▸ **Verilen alıntı**:
####
Müslümanlar, Farsları izlemeye koyulduğunda Müslüman asker Farslı birisine işaret ediyor, bunun üzerine Farslı geliyor ve onu öldürüyordu. Hatta bazen elinden aldığı silahıyla onu öldürüyor, bazen da ikisinden birine emrediyor, biri diğerini öldürüyordu.

 

 

Selman bin Rabia el-Bahili ile Abdurrahman bin Rabia, Farslardan bir sancak etrafında toplanmış bir gruba rast geldi. Bunların: "Bizler öldürülmedikçe buradan ayrılmayız" demeleri üzerine, Selman ile beraberinde bulunanlar, onları öldürdüler. Yenilgiye uğradıktan sonra, kaçmaktan utanan otuz küsur manga asker, yerlerinden ayrılmamıştı. Müslümanların da otuz küsur mangasından birer komutan onların üzerine gitti. Farslı askeri birliklerin savaşları iki türlü olmuştu. Onlardan kimi kaçmış, kimi de öldürülünceye kadar yerinden ayrılmamıştı. Birlik komutanı olup da kaçanlar arasında Hürmüzan da vardı. Hürmüzan, Utarid'in karşısında yer alıyordu. Onlardan bir başkası ise, Peygamber (Sallallahu aleyhi ve Sellem)'in katibi olan Hanzala bin er-Rebi' karşısında yer alan Ehvez idi. Bir diğeri Asım bin Amr karşısında yer alan Buheyş oğlu Zad idi. Bir başkası Ka'ka' karşısında yer alan Karen idi. öldürülünceye kadar yerinden ayrılmayanlar arasında ise Süleyman bin Rabia karşısında yer alan Künara oğlu Şehriyar, Abdurrahman bin Rabia karşısında bulunan İbn Hirbiz, Cüheyneli Büsr bin Ebı Ruhm karşısında yer alan Ehvazlı Ferruhan, İbn Hüzeyl elKahill'nin karşısında yer alan Hemedanlı Huşdesum gibi kimseler vardı.
####
▸ **Gösterilen bilgiler**:
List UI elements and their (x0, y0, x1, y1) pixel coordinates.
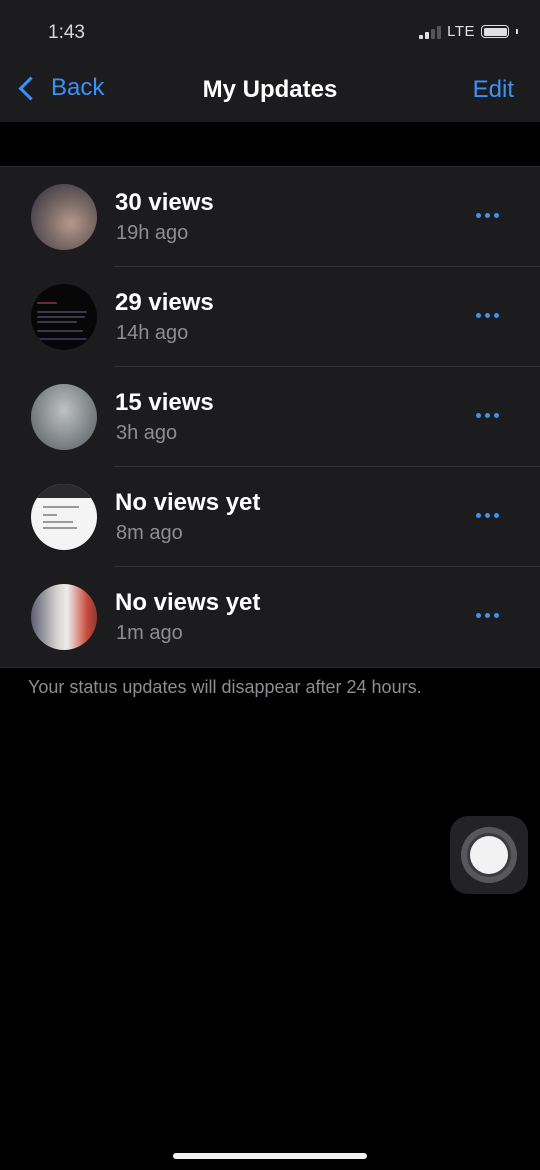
####
▸ **Yapılacak görevler**:
- a) Müslümanlar ile Farslar arasındaki savaşı anlatan metinde yer alan şu cümleyi İngilizceye çeviriniz: "Yenilgiye uğradıktan sonra, kaçmaktan utanan otuz küsur manga asker, yerlerinden ayrılmamıştı."
- b) Müslümanlar ile Farslar arasındaki savaşı anlatan metni son cümlesinden sonra devam ettiriniz.
Satırların bu çalışmayla hiçbir ilgisi bulunmamaktadır.

▸ **Problemlerin yanıtları**:
- a) After being defeated, some thirty-odd squads of soldiers, ashamed to flee, had not left their positions.

- b)
 

Bozguna uğrayanların takibi bitip geri dönüldükten sonra müezzinin şehit edilmiş olduğunu gördüler. Herkes: "Ezanı ben okuyacağım" dediğinden, neredeyse birbirleriyle kavga edeceklerdi. Sonunda Sa'ad aralarında kura çekti, birisine çıktı. Adam çıkıp ezan okudu. Kadisiyye Savaşı'na katılanlar arasında belirli bir takım başarılar göstermiş olanlara, Hz. Ömer tarafından maaşlar bağlandığı sırada diğerlerinden beş yüzer dirhem daha fazla verildi. Bunların sayısı ise yirmi beş kişi kadar olup Zühre, Dabblı İsmet ve Kelec gibi kimseler bunlar arasında yer almakta idi. Kadisiyye'den önceki savaşlara katılmış olanlara gelince, bunlara da yalnız Kadisiyye'ye katılmış olanlardan üçer bin daha fazla verildi. Hz. Ömer'e: "Kadisiyye'ye katılmış olanları da bunlara katsan" denilince: "Hayır, onlara kavuşmamış kimseleri onlara kavuşturacak değilim" diye cevap verdi. Ona: "Yurdu uzak olan kimseleri, kendi yurdunda düşmanla savaşmış olan kimselerden üstün tutsan?" denilince, bunu da kabul etmeyerek şunları söyledi:

 

"Hepsi de düşmana karşı durmuşken bunu nasıl yapabilirim? Muhacirler, Ensar'a neden aynı şeyi yapmadı?"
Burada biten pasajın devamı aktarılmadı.